Short problem
Return exactly the lines that run from the one containing "What's the underlying" to the end of the entries, with both ends included.

Begin

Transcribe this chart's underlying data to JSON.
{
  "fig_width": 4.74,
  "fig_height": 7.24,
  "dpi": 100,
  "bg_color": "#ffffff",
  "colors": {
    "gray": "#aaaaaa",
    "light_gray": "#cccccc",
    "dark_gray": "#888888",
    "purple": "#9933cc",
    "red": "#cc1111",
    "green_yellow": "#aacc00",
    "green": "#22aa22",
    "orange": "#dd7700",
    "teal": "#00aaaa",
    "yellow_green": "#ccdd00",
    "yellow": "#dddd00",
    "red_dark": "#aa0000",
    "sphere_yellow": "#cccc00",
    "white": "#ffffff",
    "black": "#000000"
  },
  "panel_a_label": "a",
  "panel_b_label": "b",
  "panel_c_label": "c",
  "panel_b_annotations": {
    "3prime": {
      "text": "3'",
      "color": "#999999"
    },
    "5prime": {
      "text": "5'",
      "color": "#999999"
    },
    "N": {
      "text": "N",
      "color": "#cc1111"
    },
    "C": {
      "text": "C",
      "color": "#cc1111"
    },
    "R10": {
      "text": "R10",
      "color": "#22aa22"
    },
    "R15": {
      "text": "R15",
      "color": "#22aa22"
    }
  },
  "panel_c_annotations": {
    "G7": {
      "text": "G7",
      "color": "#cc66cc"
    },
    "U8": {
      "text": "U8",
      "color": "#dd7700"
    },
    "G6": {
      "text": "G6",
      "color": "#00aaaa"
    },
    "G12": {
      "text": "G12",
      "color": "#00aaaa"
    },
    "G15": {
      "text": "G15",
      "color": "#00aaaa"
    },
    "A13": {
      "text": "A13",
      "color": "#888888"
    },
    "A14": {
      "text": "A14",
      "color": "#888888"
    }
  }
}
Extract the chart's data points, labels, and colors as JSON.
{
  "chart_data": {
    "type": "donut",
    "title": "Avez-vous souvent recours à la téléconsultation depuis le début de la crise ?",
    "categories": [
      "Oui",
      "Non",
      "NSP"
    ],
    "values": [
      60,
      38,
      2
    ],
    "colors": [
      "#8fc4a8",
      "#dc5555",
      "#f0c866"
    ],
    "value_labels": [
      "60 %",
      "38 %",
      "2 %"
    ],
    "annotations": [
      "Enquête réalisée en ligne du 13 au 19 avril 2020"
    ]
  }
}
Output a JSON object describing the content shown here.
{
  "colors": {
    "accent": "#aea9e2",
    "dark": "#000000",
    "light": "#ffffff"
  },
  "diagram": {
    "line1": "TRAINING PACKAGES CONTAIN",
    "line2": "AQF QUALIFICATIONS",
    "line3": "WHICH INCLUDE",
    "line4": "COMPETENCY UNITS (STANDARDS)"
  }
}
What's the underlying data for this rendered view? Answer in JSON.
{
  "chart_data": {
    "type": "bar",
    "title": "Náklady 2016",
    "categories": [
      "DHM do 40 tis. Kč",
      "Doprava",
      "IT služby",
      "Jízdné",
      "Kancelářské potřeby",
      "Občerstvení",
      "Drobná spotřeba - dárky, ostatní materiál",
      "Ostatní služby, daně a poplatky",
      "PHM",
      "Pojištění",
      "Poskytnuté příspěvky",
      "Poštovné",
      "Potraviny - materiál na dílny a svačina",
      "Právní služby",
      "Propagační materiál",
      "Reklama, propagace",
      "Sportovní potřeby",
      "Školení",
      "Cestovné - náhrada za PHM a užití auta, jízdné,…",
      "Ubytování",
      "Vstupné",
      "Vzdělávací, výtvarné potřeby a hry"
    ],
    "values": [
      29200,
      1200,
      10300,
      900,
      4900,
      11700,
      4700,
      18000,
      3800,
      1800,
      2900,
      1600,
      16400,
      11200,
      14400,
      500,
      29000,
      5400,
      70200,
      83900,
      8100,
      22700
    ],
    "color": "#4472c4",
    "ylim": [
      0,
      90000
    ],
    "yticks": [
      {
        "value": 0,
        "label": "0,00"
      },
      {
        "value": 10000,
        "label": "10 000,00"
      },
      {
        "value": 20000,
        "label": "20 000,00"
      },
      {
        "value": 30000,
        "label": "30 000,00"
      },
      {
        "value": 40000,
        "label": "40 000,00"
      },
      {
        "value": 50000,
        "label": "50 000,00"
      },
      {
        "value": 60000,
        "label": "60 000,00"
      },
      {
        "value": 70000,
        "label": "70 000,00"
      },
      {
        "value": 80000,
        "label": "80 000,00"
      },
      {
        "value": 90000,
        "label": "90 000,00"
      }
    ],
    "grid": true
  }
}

End

Task output
What's the underlying data for this rendered view? Answer in JSON.
{
  "chart_data": {
    "type": "bar",
    "title": "Náklady 2016",
    "categories": [
      "DHM do 40 tis. Kč",
      "Doprava",
      "IT služby",
      "Jízdné",
      "Kancelářské potřeby",
      "Občerstvení",
      "Drobná spotřeba - dárky, ostatní materiál",
      "Ostatní služby, daně a poplatky",
      "PHM",
      "Pojištění",
      "Poskytnuté příspěvky",
      "Poštovné",
      "Potraviny - materiál na dílny a svačina",
      "Právní služby",
      "Propagační materiál",
      "Reklama, propagace",
      "Sportovní potřeby",
      "Školení",
      "Cestovné - náhrada za PHM a užití auta, jízdné,…",
      "Ubytování",
      "Vstupné",
      "Vzdělávací, výtvarné potřeby a hry"
    ],
    "values": [
      29200,
      1200,
      10300,
      900,
      4900,
      11700,
      4700,
      18000,
      3800,
      1800,
      2900,
      1600,
      16400,
      11200,
      14400,
      500,
      29000,
      5400,
      70200,
      83900,
      8100,
      22700
    ],
    "color": "#4472c4",
    "ylim": [
      0,
      90000
    ],
    "yticks": [
      {
        "value": 0,
        "label": "0,00"
      },
      {
        "value": 10000,
        "label": "10 000,00"
      },
      {
        "value": 20000,
        "label": "20 000,00"
      },
      {
        "value": 30000,
        "label": "30 000,00"
      },
      {
        "value": 40000,
        "label": "40 000,00"
      },
      {
        "value": 50000,
        "label": "50 000,00"
      },
      {
        "value": 60000,
        "label": "60 000,00"
      },
      {
        "value": 70000,
        "label": "70 000,00"
      },
      {
        "value": 80000,
        "label": "80 000,00"
      },
      {
        "value": 90000,
        "label": "90 000,00"
      }
    ],
    "grid": true
  }
}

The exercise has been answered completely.